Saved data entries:
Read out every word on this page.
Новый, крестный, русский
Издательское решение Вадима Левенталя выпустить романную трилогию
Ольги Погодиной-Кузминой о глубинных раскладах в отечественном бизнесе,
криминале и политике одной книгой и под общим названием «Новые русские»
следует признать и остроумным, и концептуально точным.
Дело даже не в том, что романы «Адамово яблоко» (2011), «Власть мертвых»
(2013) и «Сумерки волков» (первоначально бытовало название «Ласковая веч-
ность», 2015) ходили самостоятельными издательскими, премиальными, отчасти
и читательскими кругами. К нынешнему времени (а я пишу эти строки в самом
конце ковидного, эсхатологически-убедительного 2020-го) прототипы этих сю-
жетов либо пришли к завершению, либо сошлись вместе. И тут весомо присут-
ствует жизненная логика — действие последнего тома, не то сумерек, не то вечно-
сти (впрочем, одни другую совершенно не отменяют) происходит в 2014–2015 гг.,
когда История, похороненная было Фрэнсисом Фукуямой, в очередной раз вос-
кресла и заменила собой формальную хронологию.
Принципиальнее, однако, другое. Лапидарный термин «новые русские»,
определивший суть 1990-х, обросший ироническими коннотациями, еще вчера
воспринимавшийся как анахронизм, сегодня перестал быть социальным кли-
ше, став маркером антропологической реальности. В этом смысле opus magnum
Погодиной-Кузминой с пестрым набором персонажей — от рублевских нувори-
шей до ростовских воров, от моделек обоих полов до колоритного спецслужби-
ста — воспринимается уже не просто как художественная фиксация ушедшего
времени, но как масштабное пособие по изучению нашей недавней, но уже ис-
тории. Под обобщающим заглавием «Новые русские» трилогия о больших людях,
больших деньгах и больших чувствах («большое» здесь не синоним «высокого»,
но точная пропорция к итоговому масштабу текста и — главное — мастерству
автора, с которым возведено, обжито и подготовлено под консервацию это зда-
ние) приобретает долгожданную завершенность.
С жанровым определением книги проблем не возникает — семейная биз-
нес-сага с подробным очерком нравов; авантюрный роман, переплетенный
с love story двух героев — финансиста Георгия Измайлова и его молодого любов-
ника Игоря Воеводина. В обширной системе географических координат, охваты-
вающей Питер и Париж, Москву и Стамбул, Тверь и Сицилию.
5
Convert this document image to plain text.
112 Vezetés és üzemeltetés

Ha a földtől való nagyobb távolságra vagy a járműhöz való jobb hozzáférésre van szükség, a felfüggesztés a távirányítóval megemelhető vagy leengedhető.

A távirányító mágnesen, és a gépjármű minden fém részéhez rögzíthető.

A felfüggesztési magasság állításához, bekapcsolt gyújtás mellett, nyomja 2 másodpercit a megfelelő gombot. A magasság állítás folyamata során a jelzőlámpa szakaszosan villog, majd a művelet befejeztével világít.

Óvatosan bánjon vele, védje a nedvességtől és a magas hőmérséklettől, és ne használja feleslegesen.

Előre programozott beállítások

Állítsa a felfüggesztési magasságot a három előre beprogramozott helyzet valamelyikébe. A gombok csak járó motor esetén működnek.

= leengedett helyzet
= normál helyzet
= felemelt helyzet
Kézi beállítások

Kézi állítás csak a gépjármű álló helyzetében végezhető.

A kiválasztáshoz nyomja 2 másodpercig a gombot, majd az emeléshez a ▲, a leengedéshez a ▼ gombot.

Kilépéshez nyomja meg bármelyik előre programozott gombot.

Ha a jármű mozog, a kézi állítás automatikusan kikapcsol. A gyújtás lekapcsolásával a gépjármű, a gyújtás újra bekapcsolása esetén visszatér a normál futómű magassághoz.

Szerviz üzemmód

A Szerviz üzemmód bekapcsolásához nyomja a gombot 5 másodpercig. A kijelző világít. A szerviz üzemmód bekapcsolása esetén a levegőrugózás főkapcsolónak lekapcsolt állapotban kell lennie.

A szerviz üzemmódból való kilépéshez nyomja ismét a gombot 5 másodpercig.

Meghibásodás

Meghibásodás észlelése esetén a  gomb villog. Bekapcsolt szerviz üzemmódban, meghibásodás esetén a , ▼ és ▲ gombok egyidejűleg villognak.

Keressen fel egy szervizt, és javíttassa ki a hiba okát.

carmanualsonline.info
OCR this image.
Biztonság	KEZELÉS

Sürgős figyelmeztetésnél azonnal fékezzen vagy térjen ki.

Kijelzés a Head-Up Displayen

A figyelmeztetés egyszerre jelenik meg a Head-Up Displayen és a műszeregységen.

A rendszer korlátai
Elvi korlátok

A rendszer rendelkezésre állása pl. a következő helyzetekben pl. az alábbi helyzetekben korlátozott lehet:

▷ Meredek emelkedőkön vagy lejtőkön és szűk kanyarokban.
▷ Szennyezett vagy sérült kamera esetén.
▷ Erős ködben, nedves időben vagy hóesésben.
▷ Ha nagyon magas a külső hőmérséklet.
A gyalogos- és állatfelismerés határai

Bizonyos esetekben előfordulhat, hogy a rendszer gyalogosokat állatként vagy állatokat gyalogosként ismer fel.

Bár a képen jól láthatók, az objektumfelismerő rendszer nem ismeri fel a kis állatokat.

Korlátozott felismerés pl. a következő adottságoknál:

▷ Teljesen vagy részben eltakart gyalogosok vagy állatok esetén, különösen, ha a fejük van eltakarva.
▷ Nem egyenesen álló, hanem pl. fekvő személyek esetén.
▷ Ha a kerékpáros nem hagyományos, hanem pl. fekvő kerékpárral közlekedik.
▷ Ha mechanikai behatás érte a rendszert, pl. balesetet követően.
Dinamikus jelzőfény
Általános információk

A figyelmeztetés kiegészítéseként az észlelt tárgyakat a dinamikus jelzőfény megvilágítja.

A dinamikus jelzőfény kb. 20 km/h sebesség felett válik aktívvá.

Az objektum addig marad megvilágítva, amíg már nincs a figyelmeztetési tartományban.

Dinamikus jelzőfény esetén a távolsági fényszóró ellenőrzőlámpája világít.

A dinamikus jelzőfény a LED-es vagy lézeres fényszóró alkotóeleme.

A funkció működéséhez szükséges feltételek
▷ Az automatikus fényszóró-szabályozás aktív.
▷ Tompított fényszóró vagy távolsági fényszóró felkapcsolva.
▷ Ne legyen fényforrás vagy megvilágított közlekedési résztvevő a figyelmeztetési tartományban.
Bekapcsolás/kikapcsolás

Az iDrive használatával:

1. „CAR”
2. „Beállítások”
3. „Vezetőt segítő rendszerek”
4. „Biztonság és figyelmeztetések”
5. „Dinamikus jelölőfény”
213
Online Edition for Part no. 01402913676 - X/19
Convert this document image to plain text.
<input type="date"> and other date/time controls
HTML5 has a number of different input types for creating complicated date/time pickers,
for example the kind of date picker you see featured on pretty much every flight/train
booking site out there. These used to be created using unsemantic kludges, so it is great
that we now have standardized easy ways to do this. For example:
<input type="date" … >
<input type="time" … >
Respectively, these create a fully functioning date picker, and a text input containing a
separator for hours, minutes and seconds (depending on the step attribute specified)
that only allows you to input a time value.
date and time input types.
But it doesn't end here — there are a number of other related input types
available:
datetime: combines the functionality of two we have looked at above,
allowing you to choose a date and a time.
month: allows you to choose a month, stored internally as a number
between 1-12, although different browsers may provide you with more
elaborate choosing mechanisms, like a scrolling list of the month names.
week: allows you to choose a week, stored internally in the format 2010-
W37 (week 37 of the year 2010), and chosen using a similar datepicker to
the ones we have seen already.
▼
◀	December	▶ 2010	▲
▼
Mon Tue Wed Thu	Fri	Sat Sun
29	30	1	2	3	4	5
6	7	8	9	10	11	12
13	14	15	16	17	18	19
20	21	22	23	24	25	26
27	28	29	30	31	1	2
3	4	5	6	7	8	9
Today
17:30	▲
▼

Given exercise: Extract the complete listing above, reproducing each line exactly.

The response:
Read out every word on this page.
Новый, крестный, русский
Издательское решение Вадима Левенталя выпустить романную трилогию
Ольги Погодиной-Кузминой о глубинных раскладах в отечественном бизнесе,
криминале и политике одной книгой и под общим названием «Новые русские»
следует признать и остроумным, и концептуально точным.
Дело даже не в том, что романы «Адамово яблоко» (2011), «Власть мертвых»
(2013) и «Сумерки волков» (первоначально бытовало название «Ласковая веч-
ность», 2015) ходили самостоятельными издательскими, премиальными, отчасти
и читательскими кругами. К нынешнему времени (а я пишу эти строки в самом
конце ковидного, эсхатологически-убедительного 2020-го) прототипы этих сю-
жетов либо пришли к завершению, либо сошлись вместе. И тут весомо присут-
ствует жизненная логика — действие последнего тома, не то сумерек, не то вечно-
сти (впрочем, одни другую совершенно не отменяют) происходит в 2014–2015 гг.,
когда История, похороненная было Фрэнсисом Фукуямой, в очередной раз вос-
кресла и заменила собой формальную хронологию.
Принципиальнее, однако, другое. Лапидарный термин «новые русские»,
определивший суть 1990-х, обросший ироническими коннотациями, еще вчера
воспринимавшийся как анахронизм, сегодня перестал быть социальным кли-
ше, став маркером антропологической реальности. В этом смысле opus magnum
Погодиной-Кузминой с пестрым набором персонажей — от рублевских нувори-
шей до ростовских воров, от моделек обоих полов до колоритного спецслужби-
ста — воспринимается уже не просто как художественная фиксация ушедшего
времени, но как масштабное пособие по изучению нашей недавней, но уже ис-
тории. Под обобщающим заглавием «Новые русские» трилогия о больших людях,
больших деньгах и больших чувствах («большое» здесь не синоним «высокого»,
но точная пропорция к итоговому масштабу текста и — главное — мастерству
автора, с которым возведено, обжито и подготовлено под консервацию это зда-
ние) приобретает долгожданную завершенность.
С жанровым определением книги проблем не возникает — семейная биз-
нес-сага с подробным очерком нравов; авантюрный роман, переплетенный
с love story двух героев — финансиста Георгия Измайлова и его молодого любов-
ника Игоря Воеводина. В обширной системе географических координат, охваты-
вающей Питер и Париж, Москву и Стамбул, Тверь и Сицилию.
5
Convert this document image to plain text.
112 Vezetés és üzemeltetés

Ha a földtől való nagyobb távolságra vagy a járműhöz való jobb hozzáférésre van szükség, a felfüggesztés a távirányítóval megemelhető vagy leengedhető.

A távirányító mágnesen, és a gépjármű minden fém részéhez rögzíthető.

A felfüggesztési magasság állításához, bekapcsolt gyújtás mellett, nyomja 2 másodpercit a megfelelő gombot. A magasság állítás folyamata során a jelzőlámpa szakaszosan villog, majd a művelet befejeztével világít.

Óvatosan bánjon vele, védje a nedvességtől és a magas hőmérséklettől, és ne használja feleslegesen.

Előre programozott beállítások

Állítsa a felfüggesztési magasságot a három előre beprogramozott helyzet valamelyikébe. A gombok csak járó motor esetén működnek.

= leengedett helyzet
= normál helyzet
= felemelt helyzet
Kézi beállítások

Kézi állítás csak a gépjármű álló helyzetében végezhető.

A kiválasztáshoz nyomja 2 másodpercig a gombot, majd az emeléshez a ▲, a leengedéshez a ▼ gombot.

Kilépéshez nyomja meg bármelyik előre programozott gombot.

Ha a jármű mozog, a kézi állítás automatikusan kikapcsol. A gyújtás lekapcsolásával a gépjármű, a gyújtás újra bekapcsolása esetén visszatér a normál futómű magassághoz.

Szerviz üzemmód

A Szerviz üzemmód bekapcsolásához nyomja a gombot 5 másodpercig. A kijelző világít. A szerviz üzemmód bekapcsolása esetén a levegőrugózás főkapcsolónak lekapcsolt állapotban kell lennie.

A szerviz üzemmódból való kilépéshez nyomja ismét a gombot 5 másodpercig.

Meghibásodás

Meghibásodás észlelése esetén a  gomb villog. Bekapcsolt szerviz üzemmódban, meghibásodás esetén a , ▼ és ▲ gombok egyidejűleg villognak.

Keressen fel egy szervizt, és javíttassa ki a hiba okát.

carmanualsonline.info
OCR this image.
Biztonság	KEZELÉS

Sürgős figyelmeztetésnél azonnal fékezzen vagy térjen ki.

Kijelzés a Head-Up Displayen

A figyelmeztetés egyszerre jelenik meg a Head-Up Displayen és a műszeregységen.

A rendszer korlátai
Elvi korlátok

A rendszer rendelkezésre állása pl. a következő helyzetekben pl. az alábbi helyzetekben korlátozott lehet:

▷ Meredek emelkedőkön vagy lejtőkön és szűk kanyarokban.
▷ Szennyezett vagy sérült kamera esetén.
▷ Erős ködben, nedves időben vagy hóesésben.
▷ Ha nagyon magas a külső hőmérséklet.
A gyalogos- és állatfelismerés határai

Bizonyos esetekben előfordulhat, hogy a rendszer gyalogosokat állatként vagy állatokat gyalogosként ismer fel.

Bár a képen jól láthatók, az objektumfelismerő rendszer nem ismeri fel a kis állatokat.

Korlátozott felismerés pl. a következő adottságoknál:

▷ Teljesen vagy részben eltakart gyalogosok vagy állatok esetén, különösen, ha a fejük van eltakarva.
▷ Nem egyenesen álló, hanem pl. fekvő személyek esetén.
▷ Ha a kerékpáros nem hagyományos, hanem pl. fekvő kerékpárral közlekedik.
▷ Ha mechanikai behatás érte a rendszert, pl. balesetet követően.
Dinamikus jelzőfény
Általános információk

A figyelmeztetés kiegészítéseként az észlelt tárgyakat a dinamikus jelzőfény megvilágítja.

A dinamikus jelzőfény kb. 20 km/h sebesség felett válik aktívvá.

Az objektum addig marad megvilágítva, amíg már nincs a figyelmeztetési tartományban.

Dinamikus jelzőfény esetén a távolsági fényszóró ellenőrzőlámpája világít.

A dinamikus jelzőfény a LED-es vagy lézeres fényszóró alkotóeleme.

A funkció működéséhez szükséges feltételek
▷ Az automatikus fényszóró-szabályozás aktív.
▷ Tompított fényszóró vagy távolsági fényszóró felkapcsolva.
▷ Ne legyen fényforrás vagy megvilágított közlekedési résztvevő a figyelmeztetési tartományban.
Bekapcsolás/kikapcsolás

Az iDrive használatával:

1. „CAR”
2. „Beállítások”
3. „Vezetőt segítő rendszerek”
4. „Biztonság és figyelmeztetések”
5. „Dinamikus jelölőfény”
213
Online Edition for Part no. 01402913676 - X/19
Convert this document image to plain text.
<input type="date"> and other date/time controls
HTML5 has a number of different input types for creating complicated date/time pickers,
for example the kind of date picker you see featured on pretty much every flight/train
booking site out there. These used to be created using unsemantic kludges, so it is great
that we now have standardized easy ways to do this. For example:
<input type="date" … >
<input type="time" … >
Respectively, these create a fully functioning date picker, and a text input containing a
separator for hours, minutes and seconds (depending on the step attribute specified)
that only allows you to input a time value.
date and time input types.
But it doesn't end here — there are a number of other related input types
available:
datetime: combines the functionality of two we have looked at above,
allowing you to choose a date and a time.
month: allows you to choose a month, stored internally as a number
between 1-12, although different browsers may provide you with more
elaborate choosing mechanisms, like a scrolling list of the month names.
week: allows you to choose a week, stored internally in the format 2010-
W37 (week 37 of the year 2010), and chosen using a similar datepicker to
the ones we have seen already.
▼
◀	December	▶ 2010	▲
▼
Mon Tue Wed Thu	Fri	Sat Sun
29	30	1	2	3	4	5
6	7	8	9	10	11	12
13	14	15	16	17	18	19
20	21	22	23	24	25	26
27	28	29	30	31	1	2
3	4	5	6	7	8	9
Today
17:30	▲
▼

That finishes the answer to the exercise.